Provided entries =>
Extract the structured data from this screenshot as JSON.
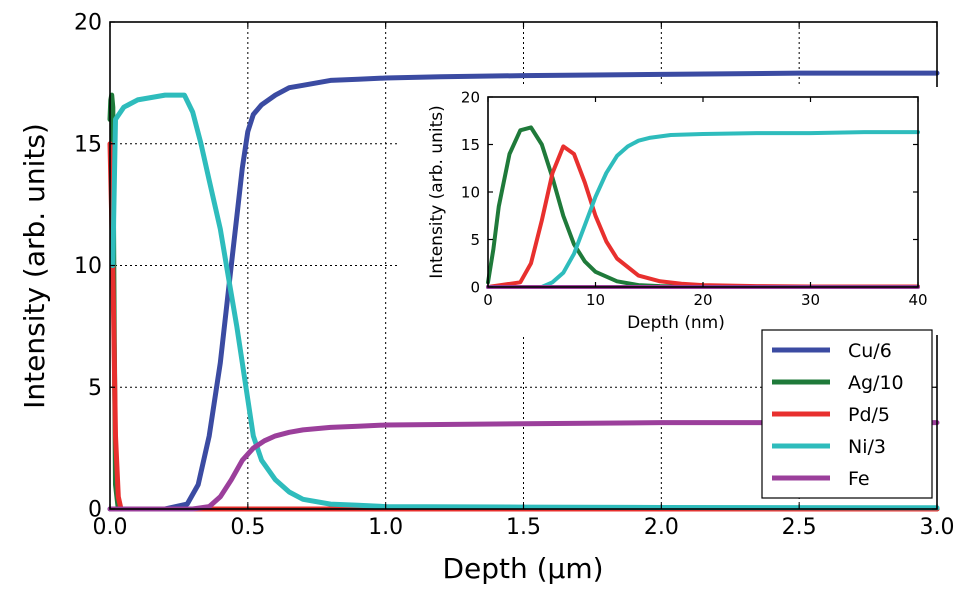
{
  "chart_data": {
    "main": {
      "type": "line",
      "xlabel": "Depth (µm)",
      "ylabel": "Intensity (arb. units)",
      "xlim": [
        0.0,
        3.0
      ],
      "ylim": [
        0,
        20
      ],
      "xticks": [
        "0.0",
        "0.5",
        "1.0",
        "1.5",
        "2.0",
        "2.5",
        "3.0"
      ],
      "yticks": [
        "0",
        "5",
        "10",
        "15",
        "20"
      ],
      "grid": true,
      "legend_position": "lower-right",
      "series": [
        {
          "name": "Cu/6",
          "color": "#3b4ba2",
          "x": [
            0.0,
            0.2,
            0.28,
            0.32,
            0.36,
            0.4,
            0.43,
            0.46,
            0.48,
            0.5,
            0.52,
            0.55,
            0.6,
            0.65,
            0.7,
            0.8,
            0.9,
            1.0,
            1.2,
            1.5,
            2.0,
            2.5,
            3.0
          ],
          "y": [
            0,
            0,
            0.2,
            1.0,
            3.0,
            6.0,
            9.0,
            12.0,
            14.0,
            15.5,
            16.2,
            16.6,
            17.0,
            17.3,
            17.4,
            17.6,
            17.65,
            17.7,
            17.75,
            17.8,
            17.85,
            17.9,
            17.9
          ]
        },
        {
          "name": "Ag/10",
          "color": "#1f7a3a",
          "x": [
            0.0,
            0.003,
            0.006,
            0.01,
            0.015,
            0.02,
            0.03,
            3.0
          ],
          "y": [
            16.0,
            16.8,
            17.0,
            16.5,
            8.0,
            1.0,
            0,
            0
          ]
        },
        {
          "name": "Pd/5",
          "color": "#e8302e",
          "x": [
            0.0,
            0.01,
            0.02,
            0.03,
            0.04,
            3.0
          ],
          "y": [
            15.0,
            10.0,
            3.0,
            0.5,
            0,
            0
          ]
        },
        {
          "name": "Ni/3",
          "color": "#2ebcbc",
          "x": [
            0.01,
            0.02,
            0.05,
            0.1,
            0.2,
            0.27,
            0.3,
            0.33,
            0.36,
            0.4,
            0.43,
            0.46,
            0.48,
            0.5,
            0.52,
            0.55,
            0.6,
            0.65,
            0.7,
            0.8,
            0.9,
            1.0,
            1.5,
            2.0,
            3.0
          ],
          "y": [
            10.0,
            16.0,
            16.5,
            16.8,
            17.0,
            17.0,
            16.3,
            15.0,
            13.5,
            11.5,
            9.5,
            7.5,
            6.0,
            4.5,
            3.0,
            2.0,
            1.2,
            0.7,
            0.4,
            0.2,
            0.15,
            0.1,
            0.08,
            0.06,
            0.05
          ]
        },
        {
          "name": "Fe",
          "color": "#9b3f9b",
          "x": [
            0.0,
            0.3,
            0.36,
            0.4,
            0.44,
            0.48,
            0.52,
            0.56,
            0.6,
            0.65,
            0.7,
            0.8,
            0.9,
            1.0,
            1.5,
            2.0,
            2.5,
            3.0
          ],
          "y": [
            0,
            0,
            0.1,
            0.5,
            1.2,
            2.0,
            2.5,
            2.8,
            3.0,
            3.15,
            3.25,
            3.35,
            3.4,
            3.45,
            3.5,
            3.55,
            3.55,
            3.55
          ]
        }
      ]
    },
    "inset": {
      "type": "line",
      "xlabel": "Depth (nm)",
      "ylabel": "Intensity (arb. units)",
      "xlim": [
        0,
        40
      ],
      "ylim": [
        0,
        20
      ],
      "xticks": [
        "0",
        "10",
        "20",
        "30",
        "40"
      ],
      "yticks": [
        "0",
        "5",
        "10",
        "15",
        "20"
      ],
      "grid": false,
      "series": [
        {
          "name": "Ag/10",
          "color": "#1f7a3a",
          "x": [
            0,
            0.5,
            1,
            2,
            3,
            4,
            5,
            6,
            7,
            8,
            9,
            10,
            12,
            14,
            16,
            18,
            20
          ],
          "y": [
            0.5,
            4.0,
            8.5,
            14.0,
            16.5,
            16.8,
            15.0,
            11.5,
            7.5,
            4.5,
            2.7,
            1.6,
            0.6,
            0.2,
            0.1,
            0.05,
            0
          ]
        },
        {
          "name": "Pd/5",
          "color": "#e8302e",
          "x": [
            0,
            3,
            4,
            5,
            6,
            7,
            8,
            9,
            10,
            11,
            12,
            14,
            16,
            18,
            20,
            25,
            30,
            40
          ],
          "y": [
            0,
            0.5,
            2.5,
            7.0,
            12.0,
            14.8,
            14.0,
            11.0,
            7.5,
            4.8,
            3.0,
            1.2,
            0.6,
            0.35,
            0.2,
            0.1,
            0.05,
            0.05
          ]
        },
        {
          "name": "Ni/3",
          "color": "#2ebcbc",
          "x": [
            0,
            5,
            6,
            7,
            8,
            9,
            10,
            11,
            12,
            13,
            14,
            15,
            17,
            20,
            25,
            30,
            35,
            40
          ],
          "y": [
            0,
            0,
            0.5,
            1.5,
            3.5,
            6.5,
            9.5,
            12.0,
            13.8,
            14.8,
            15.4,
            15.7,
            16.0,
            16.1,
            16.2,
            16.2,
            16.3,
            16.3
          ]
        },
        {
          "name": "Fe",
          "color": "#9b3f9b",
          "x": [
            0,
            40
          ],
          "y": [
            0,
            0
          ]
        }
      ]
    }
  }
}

Objective =>
Give an exact reproduction of every line, leaving out any picture.

Written solution =>
Extract the structured data from this screenshot as JSON.
{
  "chart_data": {
    "main": {
      "type": "line",
      "xlabel": "Depth (µm)",
      "ylabel": "Intensity (arb. units)",
      "xlim": [
        0.0,
        3.0
      ],
      "ylim": [
        0,
        20
      ],
      "xticks": [
        "0.0",
        "0.5",
        "1.0",
        "1.5",
        "2.0",
        "2.5",
        "3.0"
      ],
      "yticks": [
        "0",
        "5",
        "10",
        "15",
        "20"
      ],
      "grid": true,
      "legend_position": "lower-right",
      "series": [
        {
          "name": "Cu/6",
          "color": "#3b4ba2",
          "x": [
            0.0,
            0.2,
            0.28,
            0.32,
            0.36,
            0.4,
            0.43,
            0.46,
            0.48,
            0.5,
            0.52,
            0.55,
            0.6,
            0.65,
            0.7,
            0.8,
            0.9,
            1.0,
            1.2,
            1.5,
            2.0,
            2.5,
            3.0
          ],
          "y": [
            0,
            0,
            0.2,
            1.0,
            3.0,
            6.0,
            9.0,
            12.0,
            14.0,
            15.5,
            16.2,
            16.6,
            17.0,
            17.3,
            17.4,
            17.6,
            17.65,
            17.7,
            17.75,
            17.8,
            17.85,
            17.9,
            17.9
          ]
        },
        {
          "name": "Ag/10",
          "color": "#1f7a3a",
          "x": [
            0.0,
            0.003,
            0.006,
            0.01,
            0.015,
            0.02,
            0.03,
            3.0
          ],
          "y": [
            16.0,
            16.8,
            17.0,
            16.5,
            8.0,
            1.0,
            0,
            0
          ]
        },
        {
          "name": "Pd/5",
          "color": "#e8302e",
          "x": [
            0.0,
            0.01,
            0.02,
            0.03,
            0.04,
            3.0
          ],
          "y": [
            15.0,
            10.0,
            3.0,
            0.5,
            0,
            0
          ]
        },
        {
          "name": "Ni/3",
          "color": "#2ebcbc",
          "x": [
            0.01,
            0.02,
            0.05,
            0.1,
            0.2,
            0.27,
            0.3,
            0.33,
            0.36,
            0.4,
            0.43,
            0.46,
            0.48,
            0.5,
            0.52,
            0.55,
            0.6,
            0.65,
            0.7,
            0.8,
            0.9,
            1.0,
            1.5,
            2.0,
            3.0
          ],
          "y": [
            10.0,
            16.0,
            16.5,
            16.8,
            17.0,
            17.0,
            16.3,
            15.0,
            13.5,
            11.5,
            9.5,
            7.5,
            6.0,
            4.5,
            3.0,
            2.0,
            1.2,
            0.7,
            0.4,
            0.2,
            0.15,
            0.1,
            0.08,
            0.06,
            0.05
          ]
        },
        {
          "name": "Fe",
          "color": "#9b3f9b",
          "x": [
            0.0,
            0.3,
            0.36,
            0.4,
            0.44,
            0.48,
            0.52,
            0.56,
            0.6,
            0.65,
            0.7,
            0.8,
            0.9,
            1.0,
            1.5,
            2.0,
            2.5,
            3.0
          ],
          "y": [
            0,
            0,
            0.1,
            0.5,
            1.2,
            2.0,
            2.5,
            2.8,
            3.0,
            3.15,
            3.25,
            3.35,
            3.4,
            3.45,
            3.5,
            3.55,
            3.55,
            3.55
          ]
        }
      ]
    },
    "inset": {
      "type": "line",
      "xlabel": "Depth (nm)",
      "ylabel": "Intensity (arb. units)",
      "xlim": [
        0,
        40
      ],
      "ylim": [
        0,
        20
      ],
      "xticks": [
        "0",
        "10",
        "20",
        "30",
        "40"
      ],
      "yticks": [
        "0",
        "5",
        "10",
        "15",
        "20"
      ],
      "grid": false,
      "series": [
        {
          "name": "Ag/10",
          "color": "#1f7a3a",
          "x": [
            0,
            0.5,
            1,
            2,
            3,
            4,
            5,
            6,
            7,
            8,
            9,
            10,
            12,
            14,
            16,
            18,
            20
          ],
          "y": [
            0.5,
            4.0,
            8.5,
            14.0,
            16.5,
            16.8,
            15.0,
            11.5,
            7.5,
            4.5,
            2.7,
            1.6,
            0.6,
            0.2,
            0.1,
            0.05,
            0
          ]
        },
        {
          "name": "Pd/5",
          "color": "#e8302e",
          "x": [
            0,
            3,
            4,
            5,
            6,
            7,
            8,
            9,
            10,
            11,
            12,
            14,
            16,
            18,
            20,
            25,
            30,
            40
          ],
          "y": [
            0,
            0.5,
            2.5,
            7.0,
            12.0,
            14.8,
            14.0,
            11.0,
            7.5,
            4.8,
            3.0,
            1.2,
            0.6,
            0.35,
            0.2,
            0.1,
            0.05,
            0.05
          ]
        },
        {
          "name": "Ni/3",
          "color": "#2ebcbc",
          "x": [
            0,
            5,
            6,
            7,
            8,
            9,
            10,
            11,
            12,
            13,
            14,
            15,
            17,
            20,
            25,
            30,
            35,
            40
          ],
          "y": [
            0,
            0,
            0.5,
            1.5,
            3.5,
            6.5,
            9.5,
            12.0,
            13.8,
            14.8,
            15.4,
            15.7,
            16.0,
            16.1,
            16.2,
            16.2,
            16.3,
            16.3
          ]
        },
        {
          "name": "Fe",
          "color": "#9b3f9b",
          "x": [
            0,
            40
          ],
          "y": [
            0,
            0
          ]
        }
      ]
    }
  }
}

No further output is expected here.